Quote the whole listing word for word. Do not include the pictures.

========================================================================

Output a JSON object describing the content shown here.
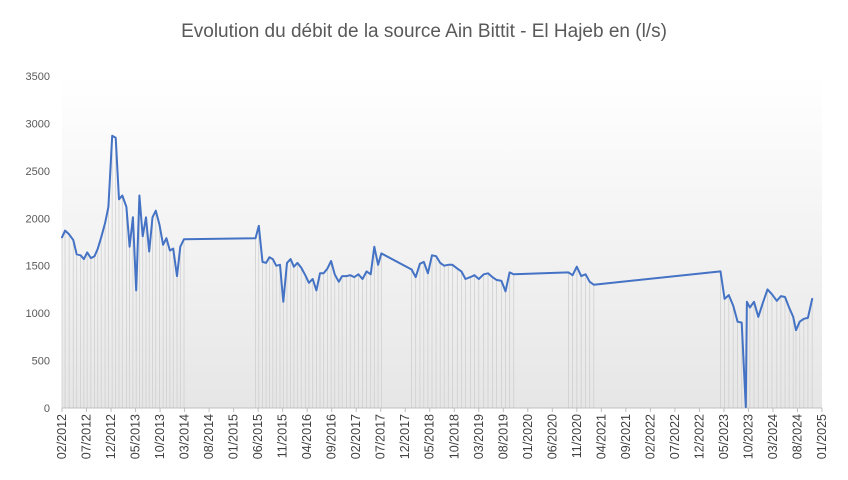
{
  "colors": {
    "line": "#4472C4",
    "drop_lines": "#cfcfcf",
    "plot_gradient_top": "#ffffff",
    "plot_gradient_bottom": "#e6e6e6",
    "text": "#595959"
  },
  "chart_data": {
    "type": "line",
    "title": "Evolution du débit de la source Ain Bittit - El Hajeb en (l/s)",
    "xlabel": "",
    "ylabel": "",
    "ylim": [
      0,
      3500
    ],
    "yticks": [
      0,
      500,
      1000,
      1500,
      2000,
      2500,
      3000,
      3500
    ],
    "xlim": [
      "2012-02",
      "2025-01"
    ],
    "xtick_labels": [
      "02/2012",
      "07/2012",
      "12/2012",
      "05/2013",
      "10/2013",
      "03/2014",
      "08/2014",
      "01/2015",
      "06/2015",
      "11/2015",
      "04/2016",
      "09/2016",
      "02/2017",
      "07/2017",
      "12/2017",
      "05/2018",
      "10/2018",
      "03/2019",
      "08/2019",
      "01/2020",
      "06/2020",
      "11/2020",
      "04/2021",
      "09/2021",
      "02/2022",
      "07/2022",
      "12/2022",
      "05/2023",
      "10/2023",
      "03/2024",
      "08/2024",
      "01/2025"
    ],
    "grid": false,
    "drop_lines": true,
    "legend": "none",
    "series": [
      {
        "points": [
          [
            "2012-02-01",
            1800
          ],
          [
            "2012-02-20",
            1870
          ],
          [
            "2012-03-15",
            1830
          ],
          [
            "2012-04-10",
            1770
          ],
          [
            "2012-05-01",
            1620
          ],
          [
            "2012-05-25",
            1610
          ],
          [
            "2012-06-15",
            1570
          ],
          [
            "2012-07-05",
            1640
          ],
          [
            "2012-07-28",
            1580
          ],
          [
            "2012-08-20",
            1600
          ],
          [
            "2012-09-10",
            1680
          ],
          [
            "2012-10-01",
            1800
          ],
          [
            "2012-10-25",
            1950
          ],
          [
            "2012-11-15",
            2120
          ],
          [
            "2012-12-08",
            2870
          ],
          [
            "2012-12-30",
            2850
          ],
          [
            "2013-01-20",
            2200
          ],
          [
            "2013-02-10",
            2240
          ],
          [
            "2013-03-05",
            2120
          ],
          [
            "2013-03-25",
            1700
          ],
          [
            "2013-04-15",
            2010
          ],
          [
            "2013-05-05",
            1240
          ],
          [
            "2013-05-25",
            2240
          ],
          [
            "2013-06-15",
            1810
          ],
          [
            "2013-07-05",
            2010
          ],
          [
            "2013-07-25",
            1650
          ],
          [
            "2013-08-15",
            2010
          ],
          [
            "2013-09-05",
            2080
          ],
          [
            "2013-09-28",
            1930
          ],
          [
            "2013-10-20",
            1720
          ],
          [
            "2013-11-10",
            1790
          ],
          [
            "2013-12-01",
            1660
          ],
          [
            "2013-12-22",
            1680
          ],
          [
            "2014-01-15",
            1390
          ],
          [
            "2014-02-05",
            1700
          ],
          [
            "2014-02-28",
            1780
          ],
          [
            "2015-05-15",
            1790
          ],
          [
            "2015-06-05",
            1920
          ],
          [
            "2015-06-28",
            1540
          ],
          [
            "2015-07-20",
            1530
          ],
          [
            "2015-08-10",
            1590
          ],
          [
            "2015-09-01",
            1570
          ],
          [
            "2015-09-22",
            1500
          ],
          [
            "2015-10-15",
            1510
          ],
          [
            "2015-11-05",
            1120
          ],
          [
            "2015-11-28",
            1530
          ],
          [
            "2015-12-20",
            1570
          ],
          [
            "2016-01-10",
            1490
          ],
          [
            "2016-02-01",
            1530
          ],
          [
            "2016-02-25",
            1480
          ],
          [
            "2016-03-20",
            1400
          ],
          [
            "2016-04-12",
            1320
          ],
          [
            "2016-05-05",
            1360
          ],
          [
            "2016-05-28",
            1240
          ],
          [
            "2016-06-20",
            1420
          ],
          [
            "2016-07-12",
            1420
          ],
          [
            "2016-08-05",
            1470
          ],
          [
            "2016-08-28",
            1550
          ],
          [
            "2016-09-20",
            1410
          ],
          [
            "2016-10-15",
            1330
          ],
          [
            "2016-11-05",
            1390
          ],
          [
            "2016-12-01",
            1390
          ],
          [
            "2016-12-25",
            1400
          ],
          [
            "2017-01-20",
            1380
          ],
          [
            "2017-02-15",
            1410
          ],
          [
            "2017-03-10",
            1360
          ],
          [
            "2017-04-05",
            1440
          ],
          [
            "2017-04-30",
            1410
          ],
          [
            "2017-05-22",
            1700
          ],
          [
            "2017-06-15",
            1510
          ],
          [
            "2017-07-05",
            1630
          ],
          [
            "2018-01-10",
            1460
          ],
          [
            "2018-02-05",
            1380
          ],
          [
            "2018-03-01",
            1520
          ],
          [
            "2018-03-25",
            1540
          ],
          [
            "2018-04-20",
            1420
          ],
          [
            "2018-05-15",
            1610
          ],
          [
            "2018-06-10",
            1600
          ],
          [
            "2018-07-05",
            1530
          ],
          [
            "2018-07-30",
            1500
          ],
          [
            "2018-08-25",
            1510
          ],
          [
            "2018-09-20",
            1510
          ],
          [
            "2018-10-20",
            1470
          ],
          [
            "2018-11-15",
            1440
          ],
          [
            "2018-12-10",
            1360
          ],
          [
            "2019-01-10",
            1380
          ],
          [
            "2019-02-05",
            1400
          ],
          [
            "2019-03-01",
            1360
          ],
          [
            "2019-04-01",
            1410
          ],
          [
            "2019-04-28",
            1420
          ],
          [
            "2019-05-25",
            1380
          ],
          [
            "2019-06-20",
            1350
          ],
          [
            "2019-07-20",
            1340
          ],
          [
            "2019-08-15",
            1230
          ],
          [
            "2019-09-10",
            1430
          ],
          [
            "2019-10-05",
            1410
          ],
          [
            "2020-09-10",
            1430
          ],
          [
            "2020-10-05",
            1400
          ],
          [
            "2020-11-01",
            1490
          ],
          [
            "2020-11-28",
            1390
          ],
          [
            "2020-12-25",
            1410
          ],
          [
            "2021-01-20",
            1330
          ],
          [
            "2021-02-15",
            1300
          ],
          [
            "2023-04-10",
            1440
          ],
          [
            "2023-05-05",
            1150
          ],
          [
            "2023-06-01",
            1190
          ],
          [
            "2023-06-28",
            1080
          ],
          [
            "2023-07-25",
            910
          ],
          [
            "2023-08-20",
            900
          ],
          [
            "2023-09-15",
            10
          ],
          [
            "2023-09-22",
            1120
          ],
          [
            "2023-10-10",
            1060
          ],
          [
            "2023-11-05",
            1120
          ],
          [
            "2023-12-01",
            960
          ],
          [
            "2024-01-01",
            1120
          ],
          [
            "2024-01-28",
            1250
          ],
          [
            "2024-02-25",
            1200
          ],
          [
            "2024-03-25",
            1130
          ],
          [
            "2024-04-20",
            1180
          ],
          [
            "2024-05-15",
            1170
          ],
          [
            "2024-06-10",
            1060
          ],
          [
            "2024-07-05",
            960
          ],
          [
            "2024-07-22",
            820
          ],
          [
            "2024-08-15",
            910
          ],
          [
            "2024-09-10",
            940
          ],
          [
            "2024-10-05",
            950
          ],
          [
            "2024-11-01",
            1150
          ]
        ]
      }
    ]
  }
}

========================================================================

:: Result below ::
Output a JSON object describing the content shown here.
{
  "colors": {
    "line": "#4472C4",
    "drop_lines": "#cfcfcf",
    "plot_gradient_top": "#ffffff",
    "plot_gradient_bottom": "#e6e6e6",
    "text": "#595959"
  },
  "chart_data": {
    "type": "line",
    "title": "Evolution du débit de la source Ain Bittit - El Hajeb en (l/s)",
    "xlabel": "",
    "ylabel": "",
    "ylim": [
      0,
      3500
    ],
    "yticks": [
      0,
      500,
      1000,
      1500,
      2000,
      2500,
      3000,
      3500
    ],
    "xlim": [
      "2012-02",
      "2025-01"
    ],
    "xtick_labels": [
      "02/2012",
      "07/2012",
      "12/2012",
      "05/2013",
      "10/2013",
      "03/2014",
      "08/2014",
      "01/2015",
      "06/2015",
      "11/2015",
      "04/2016",
      "09/2016",
      "02/2017",
      "07/2017",
      "12/2017",
      "05/2018",
      "10/2018",
      "03/2019",
      "08/2019",
      "01/2020",
      "06/2020",
      "11/2020",
      "04/2021",
      "09/2021",
      "02/2022",
      "07/2022",
      "12/2022",
      "05/2023",
      "10/2023",
      "03/2024",
      "08/2024",
      "01/2025"
    ],
    "grid": false,
    "drop_lines": true,
    "legend": "none",
    "series": [
      {
        "points": [
          [
            "2012-02-01",
            1800
          ],
          [
            "2012-02-20",
            1870
          ],
          [
            "2012-03-15",
            1830
          ],
          [
            "2012-04-10",
            1770
          ],
          [
            "2012-05-01",
            1620
          ],
          [
            "2012-05-25",
            1610
          ],
          [
            "2012-06-15",
            1570
          ],
          [
            "2012-07-05",
            1640
          ],
          [
            "2012-07-28",
            1580
          ],
          [
            "2012-08-20",
            1600
          ],
          [
            "2012-09-10",
            1680
          ],
          [
            "2012-10-01",
            1800
          ],
          [
            "2012-10-25",
            1950
          ],
          [
            "2012-11-15",
            2120
          ],
          [
            "2012-12-08",
            2870
          ],
          [
            "2012-12-30",
            2850
          ],
          [
            "2013-01-20",
            2200
          ],
          [
            "2013-02-10",
            2240
          ],
          [
            "2013-03-05",
            2120
          ],
          [
            "2013-03-25",
            1700
          ],
          [
            "2013-04-15",
            2010
          ],
          [
            "2013-05-05",
            1240
          ],
          [
            "2013-05-25",
            2240
          ],
          [
            "2013-06-15",
            1810
          ],
          [
            "2013-07-05",
            2010
          ],
          [
            "2013-07-25",
            1650
          ],
          [
            "2013-08-15",
            2010
          ],
          [
            "2013-09-05",
            2080
          ],
          [
            "2013-09-28",
            1930
          ],
          [
            "2013-10-20",
            1720
          ],
          [
            "2013-11-10",
            1790
          ],
          [
            "2013-12-01",
            1660
          ],
          [
            "2013-12-22",
            1680
          ],
          [
            "2014-01-15",
            1390
          ],
          [
            "2014-02-05",
            1700
          ],
          [
            "2014-02-28",
            1780
          ],
          [
            "2015-05-15",
            1790
          ],
          [
            "2015-06-05",
            1920
          ],
          [
            "2015-06-28",
            1540
          ],
          [
            "2015-07-20",
            1530
          ],
          [
            "2015-08-10",
            1590
          ],
          [
            "2015-09-01",
            1570
          ],
          [
            "2015-09-22",
            1500
          ],
          [
            "2015-10-15",
            1510
          ],
          [
            "2015-11-05",
            1120
          ],
          [
            "2015-11-28",
            1530
          ],
          [
            "2015-12-20",
            1570
          ],
          [
            "2016-01-10",
            1490
          ],
          [
            "2016-02-01",
            1530
          ],
          [
            "2016-02-25",
            1480
          ],
          [
            "2016-03-20",
            1400
          ],
          [
            "2016-04-12",
            1320
          ],
          [
            "2016-05-05",
            1360
          ],
          [
            "2016-05-28",
            1240
          ],
          [
            "2016-06-20",
            1420
          ],
          [
            "2016-07-12",
            1420
          ],
          [
            "2016-08-05",
            1470
          ],
          [
            "2016-08-28",
            1550
          ],
          [
            "2016-09-20",
            1410
          ],
          [
            "2016-10-15",
            1330
          ],
          [
            "2016-11-05",
            1390
          ],
          [
            "2016-12-01",
            1390
          ],
          [
            "2016-12-25",
            1400
          ],
          [
            "2017-01-20",
            1380
          ],
          [
            "2017-02-15",
            1410
          ],
          [
            "2017-03-10",
            1360
          ],
          [
            "2017-04-05",
            1440
          ],
          [
            "2017-04-30",
            1410
          ],
          [
            "2017-05-22",
            1700
          ],
          [
            "2017-06-15",
            1510
          ],
          [
            "2017-07-05",
            1630
          ],
          [
            "2018-01-10",
            1460
          ],
          [
            "2018-02-05",
            1380
          ],
          [
            "2018-03-01",
            1520
          ],
          [
            "2018-03-25",
            1540
          ],
          [
            "2018-04-20",
            1420
          ],
          [
            "2018-05-15",
            1610
          ],
          [
            "2018-06-10",
            1600
          ],
          [
            "2018-07-05",
            1530
          ],
          [
            "2018-07-30",
            1500
          ],
          [
            "2018-08-25",
            1510
          ],
          [
            "2018-09-20",
            1510
          ],
          [
            "2018-10-20",
            1470
          ],
          [
            "2018-11-15",
            1440
          ],
          [
            "2018-12-10",
            1360
          ],
          [
            "2019-01-10",
            1380
          ],
          [
            "2019-02-05",
            1400
          ],
          [
            "2019-03-01",
            1360
          ],
          [
            "2019-04-01",
            1410
          ],
          [
            "2019-04-28",
            1420
          ],
          [
            "2019-05-25",
            1380
          ],
          [
            "2019-06-20",
            1350
          ],
          [
            "2019-07-20",
            1340
          ],
          [
            "2019-08-15",
            1230
          ],
          [
            "2019-09-10",
            1430
          ],
          [
            "2019-10-05",
            1410
          ],
          [
            "2020-09-10",
            1430
          ],
          [
            "2020-10-05",
            1400
          ],
          [
            "2020-11-01",
            1490
          ],
          [
            "2020-11-28",
            1390
          ],
          [
            "2020-12-25",
            1410
          ],
          [
            "2021-01-20",
            1330
          ],
          [
            "2021-02-15",
            1300
          ],
          [
            "2023-04-10",
            1440
          ],
          [
            "2023-05-05",
            1150
          ],
          [
            "2023-06-01",
            1190
          ],
          [
            "2023-06-28",
            1080
          ],
          [
            "2023-07-25",
            910
          ],
          [
            "2023-08-20",
            900
          ],
          [
            "2023-09-15",
            10
          ],
          [
            "2023-09-22",
            1120
          ],
          [
            "2023-10-10",
            1060
          ],
          [
            "2023-11-05",
            1120
          ],
          [
            "2023-12-01",
            960
          ],
          [
            "2024-01-01",
            1120
          ],
          [
            "2024-01-28",
            1250
          ],
          [
            "2024-02-25",
            1200
          ],
          [
            "2024-03-25",
            1130
          ],
          [
            "2024-04-20",
            1180
          ],
          [
            "2024-05-15",
            1170
          ],
          [
            "2024-06-10",
            1060
          ],
          [
            "2024-07-05",
            960
          ],
          [
            "2024-07-22",
            820
          ],
          [
            "2024-08-15",
            910
          ],
          [
            "2024-09-10",
            940
          ],
          [
            "2024-10-05",
            950
          ],
          [
            "2024-11-01",
            1150
          ]
        ]
      }
    ]
  }
}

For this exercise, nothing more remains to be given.